All pictures must be dropped, while the entries are given again word for word.

(Data tied to figure images)
● ● ●
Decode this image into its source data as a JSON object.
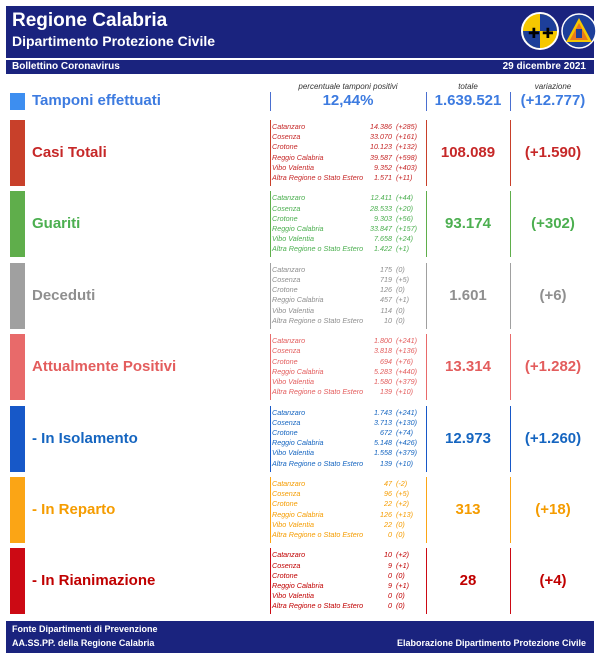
{
  "header": {
    "title": "Regione Calabria",
    "subtitle": "Dipartimento Protezione Civile"
  },
  "bulletin": {
    "label": "Bollettino Coronavirus",
    "date": "29 dicembre 2021"
  },
  "columns": {
    "pct_label": "percentuale tamponi positivi",
    "total_label": "totale",
    "variation_label": "variazione"
  },
  "tamponi": {
    "label": "Tamponi effettuati",
    "pct": "12,44%",
    "total": "1.639.521",
    "variation": "(+12.777)",
    "color": "#3d7be0"
  },
  "sections": [
    {
      "key": "casi",
      "label": "Casi Totali",
      "color": "#c62828",
      "bar": "#c8402a",
      "total": "108.089",
      "variation": "(+1.590)",
      "rows": [
        {
          "name": "Catanzaro",
          "value": "14.386",
          "delta": "(+285)"
        },
        {
          "name": "Cosenza",
          "value": "33.070",
          "delta": "(+161)"
        },
        {
          "name": "Crotone",
          "value": "10.123",
          "delta": "(+132)"
        },
        {
          "name": "Reggio Calabria",
          "value": "39.587",
          "delta": "(+598)"
        },
        {
          "name": "Vibo Valentia",
          "value": "9.352",
          "delta": "(+403)"
        },
        {
          "name": "Altra Regione o Stato Estero",
          "value": "1.571",
          "delta": "(+11)"
        }
      ]
    },
    {
      "key": "guariti",
      "label": "Guariti",
      "color": "#4caf50",
      "bar": "#5fae4b",
      "total": "93.174",
      "variation": "(+302)",
      "rows": [
        {
          "name": "Catanzaro",
          "value": "12.411",
          "delta": "(+44)"
        },
        {
          "name": "Cosenza",
          "value": "28.533",
          "delta": "(+20)"
        },
        {
          "name": "Crotone",
          "value": "9.303",
          "delta": "(+56)"
        },
        {
          "name": "Reggio Calabria",
          "value": "33.847",
          "delta": "(+157)"
        },
        {
          "name": "Vibo Valentia",
          "value": "7.658",
          "delta": "(+24)"
        },
        {
          "name": "Altra Regione o Stato Estero",
          "value": "1.422",
          "delta": "(+1)"
        }
      ]
    },
    {
      "key": "deceduti",
      "label": "Deceduti",
      "color": "#8f8f8f",
      "bar": "#a0a0a0",
      "total": "1.601",
      "variation": "(+6)",
      "rows": [
        {
          "name": "Catanzaro",
          "value": "175",
          "delta": "(0)"
        },
        {
          "name": "Cosenza",
          "value": "719",
          "delta": "(+5)"
        },
        {
          "name": "Crotone",
          "value": "126",
          "delta": "(0)"
        },
        {
          "name": "Reggio Calabria",
          "value": "457",
          "delta": "(+1)"
        },
        {
          "name": "Vibo Valentia",
          "value": "114",
          "delta": "(0)"
        },
        {
          "name": "Altra Regione o Stato Estero",
          "value": "10",
          "delta": "(0)"
        }
      ]
    },
    {
      "key": "positivi",
      "label": "Attualmente Positivi",
      "color": "#e35d5d",
      "bar": "#e86a6a",
      "total": "13.314",
      "variation": "(+1.282)",
      "rows": [
        {
          "name": "Catanzaro",
          "value": "1.800",
          "delta": "(+241)"
        },
        {
          "name": "Cosenza",
          "value": "3.818",
          "delta": "(+136)"
        },
        {
          "name": "Crotone",
          "value": "694",
          "delta": "(+76)"
        },
        {
          "name": "Reggio Calabria",
          "value": "5.283",
          "delta": "(+440)"
        },
        {
          "name": "Vibo Valentia",
          "value": "1.580",
          "delta": "(+379)"
        },
        {
          "name": "Altra Regione o Stato Estero",
          "value": "139",
          "delta": "(+10)"
        }
      ]
    },
    {
      "key": "isolamento",
      "label": "- In Isolamento",
      "color": "#1565c0",
      "bar": "#1758c8",
      "total": "12.973",
      "variation": "(+1.260)",
      "rows": [
        {
          "name": "Catanzaro",
          "value": "1.743",
          "delta": "(+241)"
        },
        {
          "name": "Cosenza",
          "value": "3.713",
          "delta": "(+130)"
        },
        {
          "name": "Crotone",
          "value": "672",
          "delta": "(+74)"
        },
        {
          "name": "Reggio Calabria",
          "value": "5.148",
          "delta": "(+426)"
        },
        {
          "name": "Vibo Valentia",
          "value": "1.558",
          "delta": "(+379)"
        },
        {
          "name": "Altra Regione o Stato Estero",
          "value": "139",
          "delta": "(+10)"
        }
      ]
    },
    {
      "key": "reparto",
      "label": "- In Reparto",
      "color": "#f59c00",
      "bar": "#fba515",
      "total": "313",
      "variation": "(+18)",
      "rows": [
        {
          "name": "Catanzaro",
          "value": "47",
          "delta": "(-2)"
        },
        {
          "name": "Cosenza",
          "value": "96",
          "delta": "(+5)"
        },
        {
          "name": "Crotone",
          "value": "22",
          "delta": "(+2)"
        },
        {
          "name": "Reggio Calabria",
          "value": "126",
          "delta": "(+13)"
        },
        {
          "name": "Vibo Valentia",
          "value": "22",
          "delta": "(0)"
        },
        {
          "name": "Altra Regione o Stato Estero",
          "value": "0",
          "delta": "(0)"
        }
      ]
    },
    {
      "key": "rianimazione",
      "label": "- In Rianimazione",
      "color": "#c00000",
      "bar": "#cc0a14",
      "total": "28",
      "variation": "(+4)",
      "rows": [
        {
          "name": "Catanzaro",
          "value": "10",
          "delta": "(+2)"
        },
        {
          "name": "Cosenza",
          "value": "9",
          "delta": "(+1)"
        },
        {
          "name": "Crotone",
          "value": "0",
          "delta": "(0)"
        },
        {
          "name": "Reggio Calabria",
          "value": "9",
          "delta": "(+1)"
        },
        {
          "name": "Vibo Valentia",
          "value": "0",
          "delta": "(0)"
        },
        {
          "name": "Altra Regione o Stato Estero",
          "value": "0",
          "delta": "(0)"
        }
      ]
    }
  ],
  "footer": {
    "line1": "Fonte Dipartimenti di Prevenzione",
    "line2": "AA.SS.PP.  della Regione Calabria",
    "right": "Elaborazione Dipartimento Protezione Civile"
  },
  "logos": {
    "region_logo": "regione-calabria-logo",
    "civil_protection_logo": "protezione-civile-logo"
  }
}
● ● ●
Exercise answer —
Decode this image into its source data as a JSON object.
{
  "header": {
    "title": "Regione Calabria",
    "subtitle": "Dipartimento Protezione Civile"
  },
  "bulletin": {
    "label": "Bollettino Coronavirus",
    "date": "29 dicembre 2021"
  },
  "columns": {
    "pct_label": "percentuale tamponi positivi",
    "total_label": "totale",
    "variation_label": "variazione"
  },
  "tamponi": {
    "label": "Tamponi effettuati",
    "pct": "12,44%",
    "total": "1.639.521",
    "variation": "(+12.777)",
    "color": "#3d7be0"
  },
  "sections": [
    {
      "key": "casi",
      "label": "Casi Totali",
      "color": "#c62828",
      "bar": "#c8402a",
      "total": "108.089",
      "variation": "(+1.590)",
      "rows": [
        {
          "name": "Catanzaro",
          "value": "14.386",
          "delta": "(+285)"
        },
        {
          "name": "Cosenza",
          "value": "33.070",
          "delta": "(+161)"
        },
        {
          "name": "Crotone",
          "value": "10.123",
          "delta": "(+132)"
        },
        {
          "name": "Reggio Calabria",
          "value": "39.587",
          "delta": "(+598)"
        },
        {
          "name": "Vibo Valentia",
          "value": "9.352",
          "delta": "(+403)"
        },
        {
          "name": "Altra Regione o Stato Estero",
          "value": "1.571",
          "delta": "(+11)"
        }
      ]
    },
    {
      "key": "guariti",
      "label": "Guariti",
      "color": "#4caf50",
      "bar": "#5fae4b",
      "total": "93.174",
      "variation": "(+302)",
      "rows": [
        {
          "name": "Catanzaro",
          "value": "12.411",
          "delta": "(+44)"
        },
        {
          "name": "Cosenza",
          "value": "28.533",
          "delta": "(+20)"
        },
        {
          "name": "Crotone",
          "value": "9.303",
          "delta": "(+56)"
        },
        {
          "name": "Reggio Calabria",
          "value": "33.847",
          "delta": "(+157)"
        },
        {
          "name": "Vibo Valentia",
          "value": "7.658",
          "delta": "(+24)"
        },
        {
          "name": "Altra Regione o Stato Estero",
          "value": "1.422",
          "delta": "(+1)"
        }
      ]
    },
    {
      "key": "deceduti",
      "label": "Deceduti",
      "color": "#8f8f8f",
      "bar": "#a0a0a0",
      "total": "1.601",
      "variation": "(+6)",
      "rows": [
        {
          "name": "Catanzaro",
          "value": "175",
          "delta": "(0)"
        },
        {
          "name": "Cosenza",
          "value": "719",
          "delta": "(+5)"
        },
        {
          "name": "Crotone",
          "value": "126",
          "delta": "(0)"
        },
        {
          "name": "Reggio Calabria",
          "value": "457",
          "delta": "(+1)"
        },
        {
          "name": "Vibo Valentia",
          "value": "114",
          "delta": "(0)"
        },
        {
          "name": "Altra Regione o Stato Estero",
          "value": "10",
          "delta": "(0)"
        }
      ]
    },
    {
      "key": "positivi",
      "label": "Attualmente Positivi",
      "color": "#e35d5d",
      "bar": "#e86a6a",
      "total": "13.314",
      "variation": "(+1.282)",
      "rows": [
        {
          "name": "Catanzaro",
          "value": "1.800",
          "delta": "(+241)"
        },
        {
          "name": "Cosenza",
          "value": "3.818",
          "delta": "(+136)"
        },
        {
          "name": "Crotone",
          "value": "694",
          "delta": "(+76)"
        },
        {
          "name": "Reggio Calabria",
          "value": "5.283",
          "delta": "(+440)"
        },
        {
          "name": "Vibo Valentia",
          "value": "1.580",
          "delta": "(+379)"
        },
        {
          "name": "Altra Regione o Stato Estero",
          "value": "139",
          "delta": "(+10)"
        }
      ]
    },
    {
      "key": "isolamento",
      "label": "- In Isolamento",
      "color": "#1565c0",
      "bar": "#1758c8",
      "total": "12.973",
      "variation": "(+1.260)",
      "rows": [
        {
          "name": "Catanzaro",
          "value": "1.743",
          "delta": "(+241)"
        },
        {
          "name": "Cosenza",
          "value": "3.713",
          "delta": "(+130)"
        },
        {
          "name": "Crotone",
          "value": "672",
          "delta": "(+74)"
        },
        {
          "name": "Reggio Calabria",
          "value": "5.148",
          "delta": "(+426)"
        },
        {
          "name": "Vibo Valentia",
          "value": "1.558",
          "delta": "(+379)"
        },
        {
          "name": "Altra Regione o Stato Estero",
          "value": "139",
          "delta": "(+10)"
        }
      ]
    },
    {
      "key": "reparto",
      "label": "- In Reparto",
      "color": "#f59c00",
      "bar": "#fba515",
      "total": "313",
      "variation": "(+18)",
      "rows": [
        {
          "name": "Catanzaro",
          "value": "47",
          "delta": "(-2)"
        },
        {
          "name": "Cosenza",
          "value": "96",
          "delta": "(+5)"
        },
        {
          "name": "Crotone",
          "value": "22",
          "delta": "(+2)"
        },
        {
          "name": "Reggio Calabria",
          "value": "126",
          "delta": "(+13)"
        },
        {
          "name": "Vibo Valentia",
          "value": "22",
          "delta": "(0)"
        },
        {
          "name": "Altra Regione o Stato Estero",
          "value": "0",
          "delta": "(0)"
        }
      ]
    },
    {
      "key": "rianimazione",
      "label": "- In Rianimazione",
      "color": "#c00000",
      "bar": "#cc0a14",
      "total": "28",
      "variation": "(+4)",
      "rows": [
        {
          "name": "Catanzaro",
          "value": "10",
          "delta": "(+2)"
        },
        {
          "name": "Cosenza",
          "value": "9",
          "delta": "(+1)"
        },
        {
          "name": "Crotone",
          "value": "0",
          "delta": "(0)"
        },
        {
          "name": "Reggio Calabria",
          "value": "9",
          "delta": "(+1)"
        },
        {
          "name": "Vibo Valentia",
          "value": "0",
          "delta": "(0)"
        },
        {
          "name": "Altra Regione o Stato Estero",
          "value": "0",
          "delta": "(0)"
        }
      ]
    }
  ],
  "footer": {
    "line1": "Fonte Dipartimenti di Prevenzione",
    "line2": "AA.SS.PP.  della Regione Calabria",
    "right": "Elaborazione Dipartimento Protezione Civile"
  },
  "logos": {
    "region_logo": "regione-calabria-logo",
    "civil_protection_logo": "protezione-civile-logo"
  }
}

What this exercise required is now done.